Required task
Reproduce the records that follow in full, excluding any picture they contain.

Data rows
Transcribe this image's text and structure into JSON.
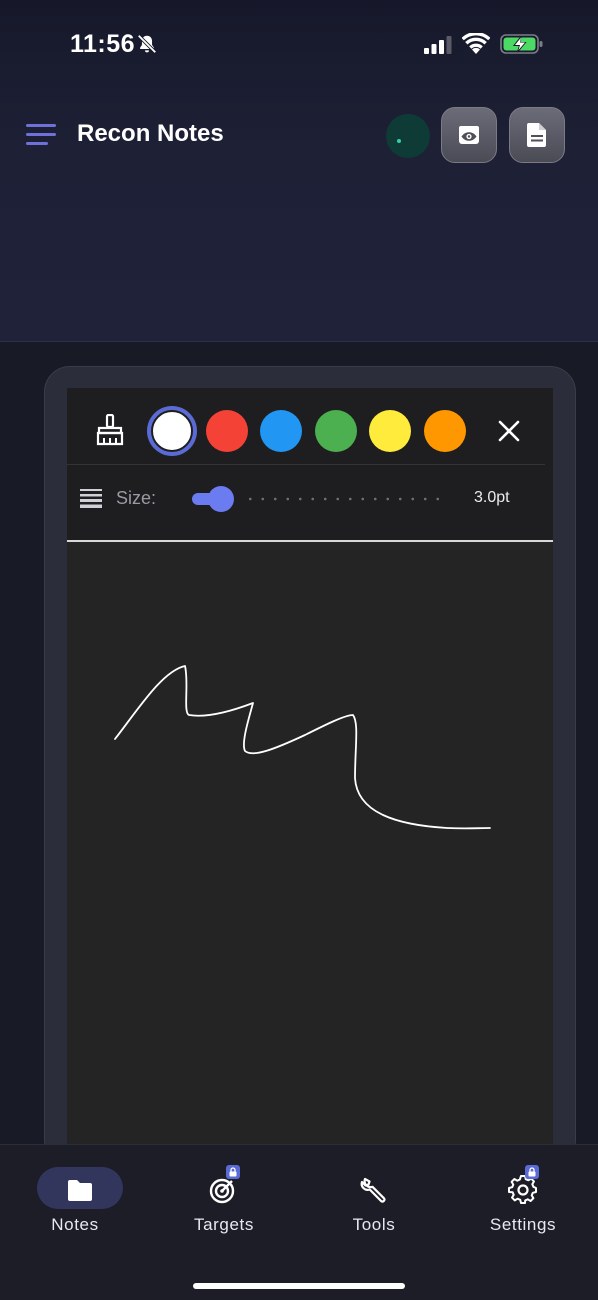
{
  "status_bar": {
    "time": "11:56"
  },
  "header": {
    "title": "Recon Notes",
    "icons": [
      "menu-icon",
      "sync-indicator",
      "eye-icon",
      "document-icon"
    ]
  },
  "toolbar": {
    "colors": [
      {
        "name": "white",
        "hex": "#ffffff",
        "selected": true
      },
      {
        "name": "red",
        "hex": "#f44336"
      },
      {
        "name": "blue",
        "hex": "#2196f3"
      },
      {
        "name": "green",
        "hex": "#4caf50"
      },
      {
        "name": "yellow",
        "hex": "#ffeb3b"
      },
      {
        "name": "orange",
        "hex": "#ff9800"
      }
    ],
    "size_label": "Size:",
    "size_value": "3.0pt",
    "slider_level": 0.05,
    "accent": "#6b7bf0"
  },
  "tabs": [
    {
      "label": "Notes",
      "icon": "folder-icon",
      "active": true
    },
    {
      "label": "Targets",
      "icon": "target-icon",
      "locked": true
    },
    {
      "label": "Tools",
      "icon": "wrench-icon"
    },
    {
      "label": "Settings",
      "icon": "gear-icon",
      "locked": true
    }
  ]
}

Solution to the problem
Transcribe this image's text and structure into JSON.
{
  "status_bar": {
    "time": "11:56"
  },
  "header": {
    "title": "Recon Notes",
    "icons": [
      "menu-icon",
      "sync-indicator",
      "eye-icon",
      "document-icon"
    ]
  },
  "toolbar": {
    "colors": [
      {
        "name": "white",
        "hex": "#ffffff",
        "selected": true
      },
      {
        "name": "red",
        "hex": "#f44336"
      },
      {
        "name": "blue",
        "hex": "#2196f3"
      },
      {
        "name": "green",
        "hex": "#4caf50"
      },
      {
        "name": "yellow",
        "hex": "#ffeb3b"
      },
      {
        "name": "orange",
        "hex": "#ff9800"
      }
    ],
    "size_label": "Size:",
    "size_value": "3.0pt",
    "slider_level": 0.05,
    "accent": "#6b7bf0"
  },
  "tabs": [
    {
      "label": "Notes",
      "icon": "folder-icon",
      "active": true
    },
    {
      "label": "Targets",
      "icon": "target-icon",
      "locked": true
    },
    {
      "label": "Tools",
      "icon": "wrench-icon"
    },
    {
      "label": "Settings",
      "icon": "gear-icon",
      "locked": true
    }
  ]
}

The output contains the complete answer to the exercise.